# Document page data
....

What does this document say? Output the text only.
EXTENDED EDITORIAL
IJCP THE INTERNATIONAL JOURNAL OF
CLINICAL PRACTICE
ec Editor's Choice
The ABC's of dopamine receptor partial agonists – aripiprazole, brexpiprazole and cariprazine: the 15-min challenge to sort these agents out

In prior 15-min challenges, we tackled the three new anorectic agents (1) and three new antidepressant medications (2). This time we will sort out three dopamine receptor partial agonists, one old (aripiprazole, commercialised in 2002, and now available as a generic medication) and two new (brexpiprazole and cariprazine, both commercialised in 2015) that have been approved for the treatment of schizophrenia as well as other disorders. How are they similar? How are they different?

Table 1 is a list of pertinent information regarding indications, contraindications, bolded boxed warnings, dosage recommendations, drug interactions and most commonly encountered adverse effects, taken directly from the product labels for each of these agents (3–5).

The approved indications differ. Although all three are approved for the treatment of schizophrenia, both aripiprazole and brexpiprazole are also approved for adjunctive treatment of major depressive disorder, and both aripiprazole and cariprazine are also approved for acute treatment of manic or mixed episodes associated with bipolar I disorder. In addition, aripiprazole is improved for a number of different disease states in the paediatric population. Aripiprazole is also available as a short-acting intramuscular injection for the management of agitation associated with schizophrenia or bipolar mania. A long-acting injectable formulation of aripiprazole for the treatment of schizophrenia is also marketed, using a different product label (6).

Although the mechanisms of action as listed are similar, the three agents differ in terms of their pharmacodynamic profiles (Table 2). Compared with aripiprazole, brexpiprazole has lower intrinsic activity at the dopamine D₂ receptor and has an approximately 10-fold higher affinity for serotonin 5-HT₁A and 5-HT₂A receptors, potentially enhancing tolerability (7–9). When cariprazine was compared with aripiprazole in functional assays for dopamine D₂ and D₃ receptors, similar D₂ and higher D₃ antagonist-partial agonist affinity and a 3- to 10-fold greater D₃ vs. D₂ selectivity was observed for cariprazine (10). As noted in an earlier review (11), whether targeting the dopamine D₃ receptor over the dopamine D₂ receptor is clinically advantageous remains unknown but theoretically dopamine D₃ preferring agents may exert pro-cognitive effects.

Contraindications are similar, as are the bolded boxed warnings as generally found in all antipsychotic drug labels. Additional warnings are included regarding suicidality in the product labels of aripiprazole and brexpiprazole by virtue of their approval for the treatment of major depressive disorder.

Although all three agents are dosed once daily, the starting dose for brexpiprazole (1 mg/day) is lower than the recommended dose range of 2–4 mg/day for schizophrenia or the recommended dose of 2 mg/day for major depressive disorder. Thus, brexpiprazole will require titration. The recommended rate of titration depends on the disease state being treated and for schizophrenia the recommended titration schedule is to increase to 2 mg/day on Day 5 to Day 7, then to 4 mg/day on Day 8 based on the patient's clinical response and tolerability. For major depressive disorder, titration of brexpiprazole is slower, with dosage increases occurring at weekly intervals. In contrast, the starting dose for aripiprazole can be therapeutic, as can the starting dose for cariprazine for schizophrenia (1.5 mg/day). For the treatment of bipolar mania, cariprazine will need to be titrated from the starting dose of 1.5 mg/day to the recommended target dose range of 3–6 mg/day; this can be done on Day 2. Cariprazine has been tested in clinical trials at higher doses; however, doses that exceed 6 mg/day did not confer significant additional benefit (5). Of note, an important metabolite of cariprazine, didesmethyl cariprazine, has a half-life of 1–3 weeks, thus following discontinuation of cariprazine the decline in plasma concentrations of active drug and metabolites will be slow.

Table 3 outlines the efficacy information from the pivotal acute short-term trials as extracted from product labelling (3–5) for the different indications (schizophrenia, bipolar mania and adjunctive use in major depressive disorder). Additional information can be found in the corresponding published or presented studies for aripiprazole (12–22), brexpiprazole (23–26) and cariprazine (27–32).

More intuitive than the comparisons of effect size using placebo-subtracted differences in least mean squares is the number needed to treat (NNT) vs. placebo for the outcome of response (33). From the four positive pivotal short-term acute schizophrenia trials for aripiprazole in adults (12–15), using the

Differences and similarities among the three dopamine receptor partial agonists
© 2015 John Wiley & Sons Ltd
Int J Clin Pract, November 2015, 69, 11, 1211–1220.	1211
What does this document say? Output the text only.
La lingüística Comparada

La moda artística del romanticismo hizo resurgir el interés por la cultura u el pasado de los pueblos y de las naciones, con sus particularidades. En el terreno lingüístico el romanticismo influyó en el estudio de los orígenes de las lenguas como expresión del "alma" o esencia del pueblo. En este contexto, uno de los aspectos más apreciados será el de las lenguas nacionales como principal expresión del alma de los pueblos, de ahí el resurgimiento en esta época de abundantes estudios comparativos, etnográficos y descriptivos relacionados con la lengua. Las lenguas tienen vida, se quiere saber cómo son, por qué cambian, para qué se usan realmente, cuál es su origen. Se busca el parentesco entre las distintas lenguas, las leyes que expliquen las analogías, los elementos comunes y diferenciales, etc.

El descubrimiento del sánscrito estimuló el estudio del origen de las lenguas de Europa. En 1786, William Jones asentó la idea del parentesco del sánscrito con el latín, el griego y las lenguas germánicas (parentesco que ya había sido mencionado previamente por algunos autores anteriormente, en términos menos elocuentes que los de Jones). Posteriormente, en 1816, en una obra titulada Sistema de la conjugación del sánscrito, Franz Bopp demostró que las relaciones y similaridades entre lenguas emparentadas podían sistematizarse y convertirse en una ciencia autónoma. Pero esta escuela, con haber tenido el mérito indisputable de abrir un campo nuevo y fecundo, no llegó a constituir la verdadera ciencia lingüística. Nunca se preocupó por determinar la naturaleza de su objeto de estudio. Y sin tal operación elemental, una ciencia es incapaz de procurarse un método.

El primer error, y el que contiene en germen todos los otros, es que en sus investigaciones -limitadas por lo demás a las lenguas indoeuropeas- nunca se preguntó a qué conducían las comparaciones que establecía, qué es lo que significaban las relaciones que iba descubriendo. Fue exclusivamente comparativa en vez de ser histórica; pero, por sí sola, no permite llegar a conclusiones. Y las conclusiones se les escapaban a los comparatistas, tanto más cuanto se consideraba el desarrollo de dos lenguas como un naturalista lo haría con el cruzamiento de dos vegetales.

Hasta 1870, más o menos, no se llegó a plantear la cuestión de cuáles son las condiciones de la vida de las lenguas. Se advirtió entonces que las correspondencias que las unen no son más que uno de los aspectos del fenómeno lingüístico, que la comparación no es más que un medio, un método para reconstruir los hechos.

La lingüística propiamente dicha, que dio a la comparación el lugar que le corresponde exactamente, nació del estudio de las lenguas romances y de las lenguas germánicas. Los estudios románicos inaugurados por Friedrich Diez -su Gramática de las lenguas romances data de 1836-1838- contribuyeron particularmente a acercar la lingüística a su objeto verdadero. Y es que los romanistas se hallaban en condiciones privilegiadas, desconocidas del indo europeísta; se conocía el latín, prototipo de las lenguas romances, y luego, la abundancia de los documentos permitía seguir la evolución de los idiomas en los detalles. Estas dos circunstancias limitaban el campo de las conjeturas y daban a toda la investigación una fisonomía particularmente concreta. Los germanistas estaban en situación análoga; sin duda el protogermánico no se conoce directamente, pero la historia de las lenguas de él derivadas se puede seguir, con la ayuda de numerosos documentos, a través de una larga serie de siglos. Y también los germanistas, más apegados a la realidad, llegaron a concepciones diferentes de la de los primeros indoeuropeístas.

....

The answer should reproduce all of the data without any alteration.

What does this document say? Output the text only.
EXTENDED EDITORIAL
IJCP THE INTERNATIONAL JOURNAL OF
CLINICAL PRACTICE
ec Editor's Choice
The ABC's of dopamine receptor partial agonists – aripiprazole, brexpiprazole and cariprazine: the 15-min challenge to sort these agents out

In prior 15-min challenges, we tackled the three new anorectic agents (1) and three new antidepressant medications (2). This time we will sort out three dopamine receptor partial agonists, one old (aripiprazole, commercialised in 2002, and now available as a generic medication) and two new (brexpiprazole and cariprazine, both commercialised in 2015) that have been approved for the treatment of schizophrenia as well as other disorders. How are they similar? How are they different?

Table 1 is a list of pertinent information regarding indications, contraindications, bolded boxed warnings, dosage recommendations, drug interactions and most commonly encountered adverse effects, taken directly from the product labels for each of these agents (3–5).

The approved indications differ. Although all three are approved for the treatment of schizophrenia, both aripiprazole and brexpiprazole are also approved for adjunctive treatment of major depressive disorder, and both aripiprazole and cariprazine are also approved for acute treatment of manic or mixed episodes associated with bipolar I disorder. In addition, aripiprazole is improved for a number of different disease states in the paediatric population. Aripiprazole is also available as a short-acting intramuscular injection for the management of agitation associated with schizophrenia or bipolar mania. A long-acting injectable formulation of aripiprazole for the treatment of schizophrenia is also marketed, using a different product label (6).

Although the mechanisms of action as listed are similar, the three agents differ in terms of their pharmacodynamic profiles (Table 2). Compared with aripiprazole, brexpiprazole has lower intrinsic activity at the dopamine D₂ receptor and has an approximately 10-fold higher affinity for serotonin 5-HT₁A and 5-HT₂A receptors, potentially enhancing tolerability (7–9). When cariprazine was compared with aripiprazole in functional assays for dopamine D₂ and D₃ receptors, similar D₂ and higher D₃ antagonist-partial agonist affinity and a 3- to 10-fold greater D₃ vs. D₂ selectivity was observed for cariprazine (10). As noted in an earlier review (11), whether targeting the dopamine D₃ receptor over the dopamine D₂ receptor is clinically advantageous remains unknown but theoretically dopamine D₃ preferring agents may exert pro-cognitive effects.

Contraindications are similar, as are the bolded boxed warnings as generally found in all antipsychotic drug labels. Additional warnings are included regarding suicidality in the product labels of aripiprazole and brexpiprazole by virtue of their approval for the treatment of major depressive disorder.

Although all three agents are dosed once daily, the starting dose for brexpiprazole (1 mg/day) is lower than the recommended dose range of 2–4 mg/day for schizophrenia or the recommended dose of 2 mg/day for major depressive disorder. Thus, brexpiprazole will require titration. The recommended rate of titration depends on the disease state being treated and for schizophrenia the recommended titration schedule is to increase to 2 mg/day on Day 5 to Day 7, then to 4 mg/day on Day 8 based on the patient's clinical response and tolerability. For major depressive disorder, titration of brexpiprazole is slower, with dosage increases occurring at weekly intervals. In contrast, the starting dose for aripiprazole can be therapeutic, as can the starting dose for cariprazine for schizophrenia (1.5 mg/day). For the treatment of bipolar mania, cariprazine will need to be titrated from the starting dose of 1.5 mg/day to the recommended target dose range of 3–6 mg/day; this can be done on Day 2. Cariprazine has been tested in clinical trials at higher doses; however, doses that exceed 6 mg/day did not confer significant additional benefit (5). Of note, an important metabolite of cariprazine, didesmethyl cariprazine, has a half-life of 1–3 weeks, thus following discontinuation of cariprazine the decline in plasma concentrations of active drug and metabolites will be slow.

Table 3 outlines the efficacy information from the pivotal acute short-term trials as extracted from product labelling (3–5) for the different indications (schizophrenia, bipolar mania and adjunctive use in major depressive disorder). Additional information can be found in the corresponding published or presented studies for aripiprazole (12–22), brexpiprazole (23–26) and cariprazine (27–32).

More intuitive than the comparisons of effect size using placebo-subtracted differences in least mean squares is the number needed to treat (NNT) vs. placebo for the outcome of response (33). From the four positive pivotal short-term acute schizophrenia trials for aripiprazole in adults (12–15), using the

Differences and similarities among the three dopamine receptor partial agonists
© 2015 John Wiley & Sons Ltd
Int J Clin Pract, November 2015, 69, 11, 1211–1220.	1211
What does this document say? Output the text only.
La lingüística Comparada

La moda artística del romanticismo hizo resurgir el interés por la cultura u el pasado de los pueblos y de las naciones, con sus particularidades. En el terreno lingüístico el romanticismo influyó en el estudio de los orígenes de las lenguas como expresión del "alma" o esencia del pueblo. En este contexto, uno de los aspectos más apreciados será el de las lenguas nacionales como principal expresión del alma de los pueblos, de ahí el resurgimiento en esta época de abundantes estudios comparativos, etnográficos y descriptivos relacionados con la lengua. Las lenguas tienen vida, se quiere saber cómo son, por qué cambian, para qué se usan realmente, cuál es su origen. Se busca el parentesco entre las distintas lenguas, las leyes que expliquen las analogías, los elementos comunes y diferenciales, etc.

El descubrimiento del sánscrito estimuló el estudio del origen de las lenguas de Europa. En 1786, William Jones asentó la idea del parentesco del sánscrito con el latín, el griego y las lenguas germánicas (parentesco que ya había sido mencionado previamente por algunos autores anteriormente, en términos menos elocuentes que los de Jones). Posteriormente, en 1816, en una obra titulada Sistema de la conjugación del sánscrito, Franz Bopp demostró que las relaciones y similaridades entre lenguas emparentadas podían sistematizarse y convertirse en una ciencia autónoma. Pero esta escuela, con haber tenido el mérito indisputable de abrir un campo nuevo y fecundo, no llegó a constituir la verdadera ciencia lingüística. Nunca se preocupó por determinar la naturaleza de su objeto de estudio. Y sin tal operación elemental, una ciencia es incapaz de procurarse un método.

El primer error, y el que contiene en germen todos los otros, es que en sus investigaciones -limitadas por lo demás a las lenguas indoeuropeas- nunca se preguntó a qué conducían las comparaciones que establecía, qué es lo que significaban las relaciones que iba descubriendo. Fue exclusivamente comparativa en vez de ser histórica; pero, por sí sola, no permite llegar a conclusiones. Y las conclusiones se les escapaban a los comparatistas, tanto más cuanto se consideraba el desarrollo de dos lenguas como un naturalista lo haría con el cruzamiento de dos vegetales.

Hasta 1870, más o menos, no se llegó a plantear la cuestión de cuáles son las condiciones de la vida de las lenguas. Se advirtió entonces que las correspondencias que las unen no son más que uno de los aspectos del fenómeno lingüístico, que la comparación no es más que un medio, un método para reconstruir los hechos.

La lingüística propiamente dicha, que dio a la comparación el lugar que le corresponde exactamente, nació del estudio de las lenguas romances y de las lenguas germánicas. Los estudios románicos inaugurados por Friedrich Diez -su Gramática de las lenguas romances data de 1836-1838- contribuyeron particularmente a acercar la lingüística a su objeto verdadero. Y es que los romanistas se hallaban en condiciones privilegiadas, desconocidas del indo europeísta; se conocía el latín, prototipo de las lenguas romances, y luego, la abundancia de los documentos permitía seguir la evolución de los idiomas en los detalles. Estas dos circunstancias limitaban el campo de las conjeturas y daban a toda la investigación una fisonomía particularmente concreta. Los germanistas estaban en situación análoga; sin duda el protogermánico no se conoce directamente, pero la historia de las lenguas de él derivadas se puede seguir, con la ayuda de numerosos documentos, a través de una larga serie de siglos. Y también los germanistas, más apegados a la realidad, llegaron a concepciones diferentes de la de los primeros indoeuropeístas.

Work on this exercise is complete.